== Records from a data source ==
>> Begin

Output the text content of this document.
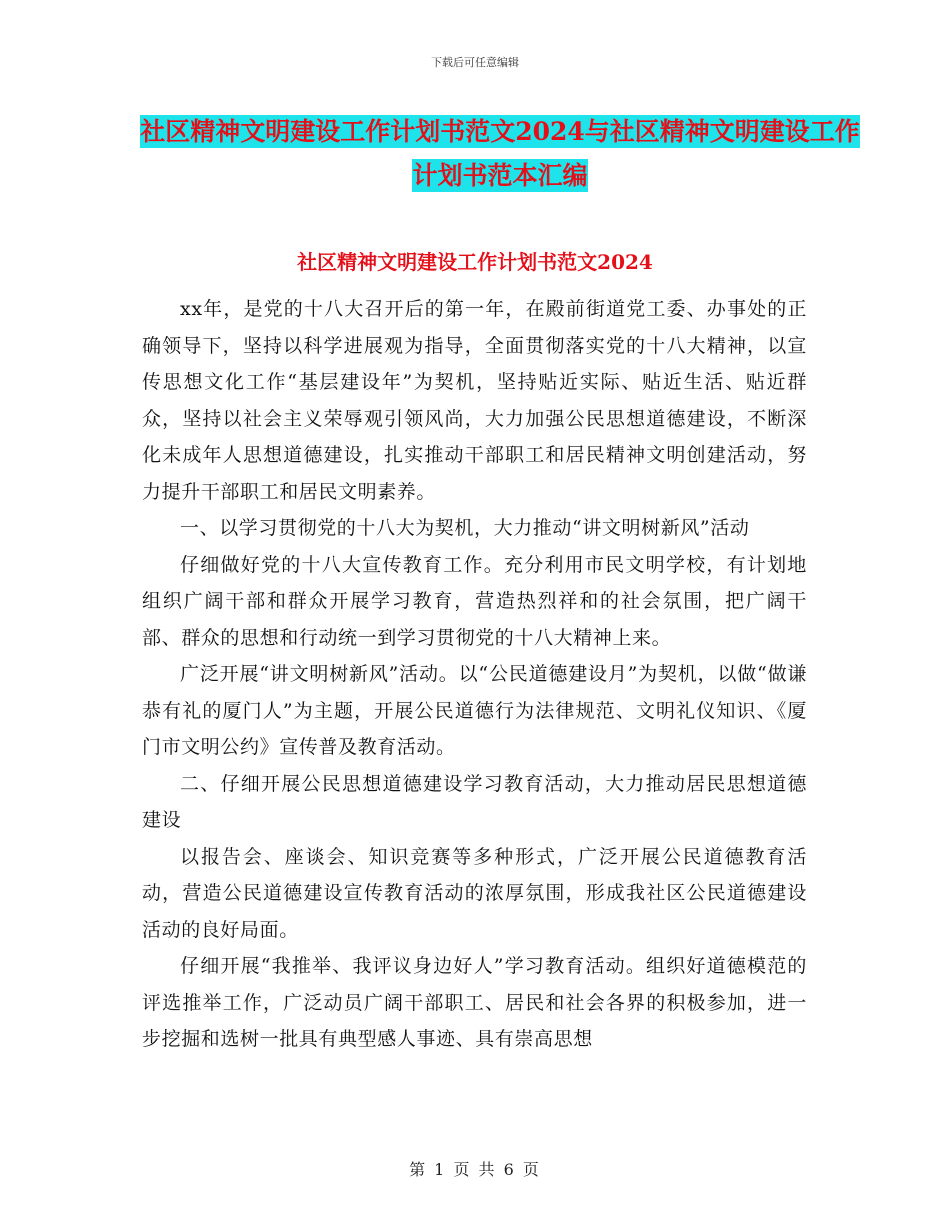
下载后可任意编辑
社区精神文明建设工作计划书范文2024与社区精神文明建设工作计划书范本汇编
社区精神文明建设工作计划书范文2024

xx年，是党的十八大召开后的第一年，在殿前街道党工委、办事处的正确领导下，坚持以科学进展观为指导，全面贯彻落实党的十八大精神，以宣传思想文化工作“基层建设年”为契机，坚持贴近实际、贴近生活、贴近群众，坚持以社会主义荣辱观引领风尚，大力加强公民思想道德建设，不断深化未成年人思想道德建设，扎实推动干部职工和居民精神文明创建活动，努力提升干部职工和居民文明素养。

一、以学习贯彻党的十八大为契机，大力推动“讲文明树新风”活动

仔细做好党的十八大宣传教育工作。充分利用市民文明学校，有计划地组织广阔干部和群众开展学习教育，营造热烈祥和的社会氛围，把广阔干部、群众的思想和行动统一到学习贯彻党的十八大精神上来。

广泛开展“讲文明树新风”活动。以“公民道德建设月”为契机，以做“做谦恭有礼的厦门人”为主题，开展公民道德行为法律规范、文明礼仪知识、《厦门市文明公约》宣传普及教育活动。

二、仔细开展公民思想道德建设学习教育活动，大力推动居民思想道德建设

以报告会、座谈会、知识竞赛等多种形式，广泛开展公民道德教育活动，营造公民道德建设宣传教育活动的浓厚氛围，形成我社区公民道德建设活动的良好局面。

仔细开展“我推举、我评议身边好人”学习教育活动。组织好道德模范的评选推举工作，广泛动员广阔干部职工、居民和社会各界的积极参加，进一步挖掘和选树一批具有典型感人事迹、具有崇高思想

第 1 页 共 6 页
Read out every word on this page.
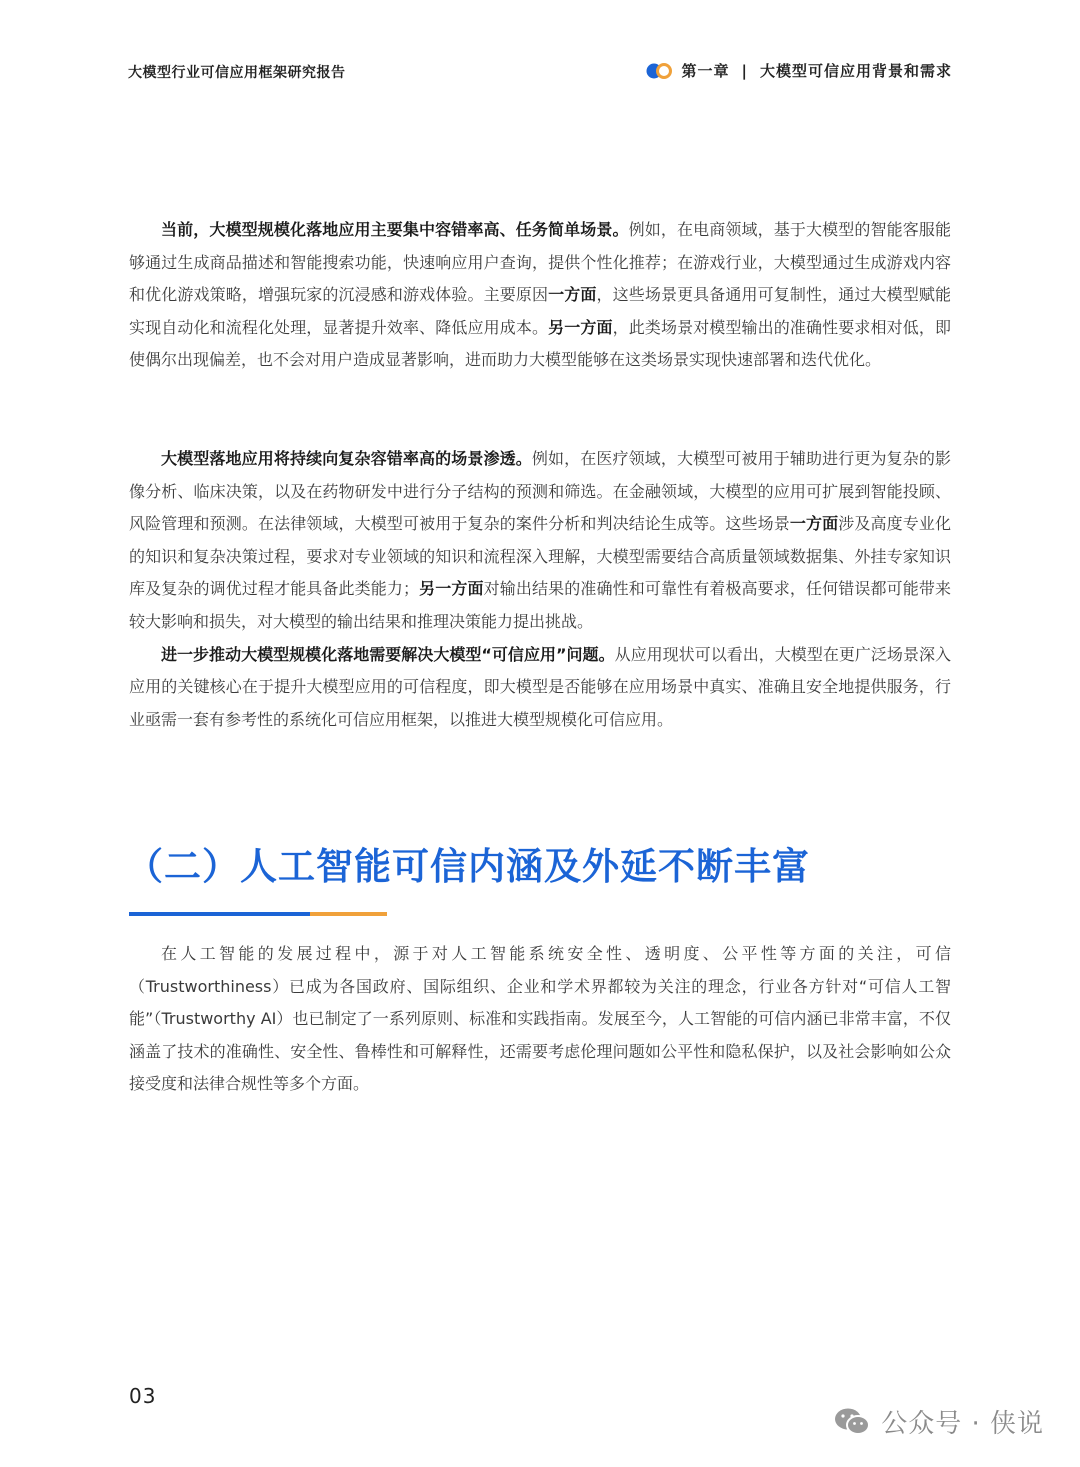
大模型行业可信应用框架研究报告	第一章 | 大模型可信应用背景和需求

当前，大模型规模化落地应用主要集中容错率高、任务简单场景。例如，在电商领域，基于大模型的智能客服能够通过生成商品描述和智能搜索功能，快速响应用户查询，提供个性化推荐；在游戏行业，大模型通过生成游戏内容和优化游戏策略，增强玩家的沉浸感和游戏体验。主要原因一方面，这些场景更具备通用可复制性，通过大模型赋能实现自动化和流程化处理，显著提升效率、降低应用成本。另一方面，此类场景对模型输出的准确性要求相对低，即使偶尔出现偏差，也不会对用户造成显著影响，进而助力大模型能够在这类场景实现快速部署和迭代优化。

大模型落地应用将持续向复杂容错率高的场景渗透。例如，在医疗领域，大模型可被用于辅助进行更为复杂的影像分析、临床决策，以及在药物研发中进行分子结构的预测和筛选。在金融领域，大模型的应用可扩展到智能投顾、风险管理和预测。在法律领域，大模型可被用于复杂的案件分析和判决结论生成等。这些场景一方面涉及高度专业化的知识和复杂决策过程，要求对专业领域的知识和流程深入理解，大模型需要结合高质量领域数据集、外挂专家知识库及复杂的调优过程才能具备此类能力；另一方面对输出结果的准确性和可靠性有着极高要求，任何错误都可能带来较大影响和损失，对大模型的输出结果和推理决策能力提出挑战。

进一步推动大模型规模化落地需要解决大模型“可信应用”问题。从应用现状可以看出，大模型在更广泛场景深入应用的关键核心在于提升大模型应用的可信程度，即大模型是否能够在应用场景中真实、准确且安全地提供服务，行业亟需一套有参考性的系统化可信应用框架，以推进大模型规模化可信应用。

（二）人工智能可信内涵及外延不断丰富

在人工智能的发展过程中，源于对人工智能系统安全性、透明度、公平性等方面的关注，可信（Trustworthiness）已成为各国政府、国际组织、企业和学术界都较为关注的理念，行业各方针对“可信人工智能”（Trustworthy AI）也已制定了一系列原则、标准和实践指南。发展至今，人工智能的可信内涵已非常丰富，不仅涵盖了技术的准确性、安全性、鲁棒性和可解释性，还需要考虑伦理问题如公平性和隐私保护，以及社会影响如公众接受度和法律合规性等多个方面。

03
公众号 · 侠说
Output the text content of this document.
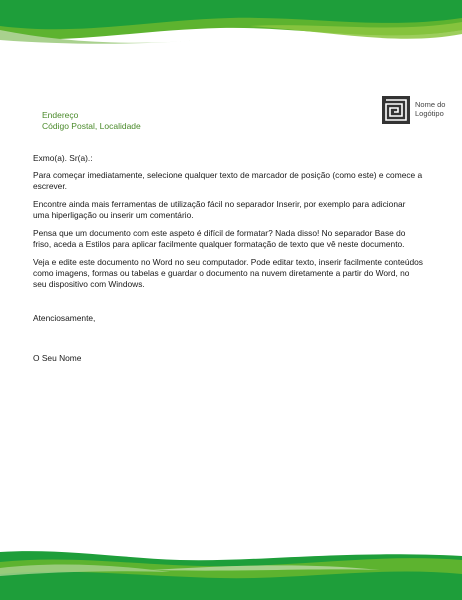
Nome do Logótipo
Endereço
Código Postal, Localidade

Exmo(a). Sr(a).:

Para começar imediatamente, selecione qualquer texto de marcador de posição (como este) e comece a escrever.

Encontre ainda mais ferramentas de utilização fácil no separador Inserir, por exemplo para adicionar uma hiperligação ou inserir um comentário.

Pensa que um documento com este aspeto é difícil de formatar? Nada disso! No separador Base do friso, aceda a Estilos para aplicar facilmente qualquer formatação de texto que vê neste documento.

Veja e edite este documento no Word no seu computador. Pode editar texto, inserir facilmente conteúdos como imagens, formas ou tabelas e guardar o documento na nuvem diretamente a partir do Word, no seu dispositivo com Windows.

Atenciosamente,

O Seu Nome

>> End

== WHAT IS NEEDED ==
Extract every line from the records above that contains the word "讲文明树新风".

== CORRECT ANSWER ==
一、以学习贯彻党的十八大为契机，大力推动“讲文明树新风”活动
广泛开展“讲文明树新风”活动。以“公民道德建设月”为契机，以做“做谦恭有礼的厦门人”为主题，开展公民道德行为法律规范、文明礼仪知识、《厦门市文明公约》宣传普及教育活动。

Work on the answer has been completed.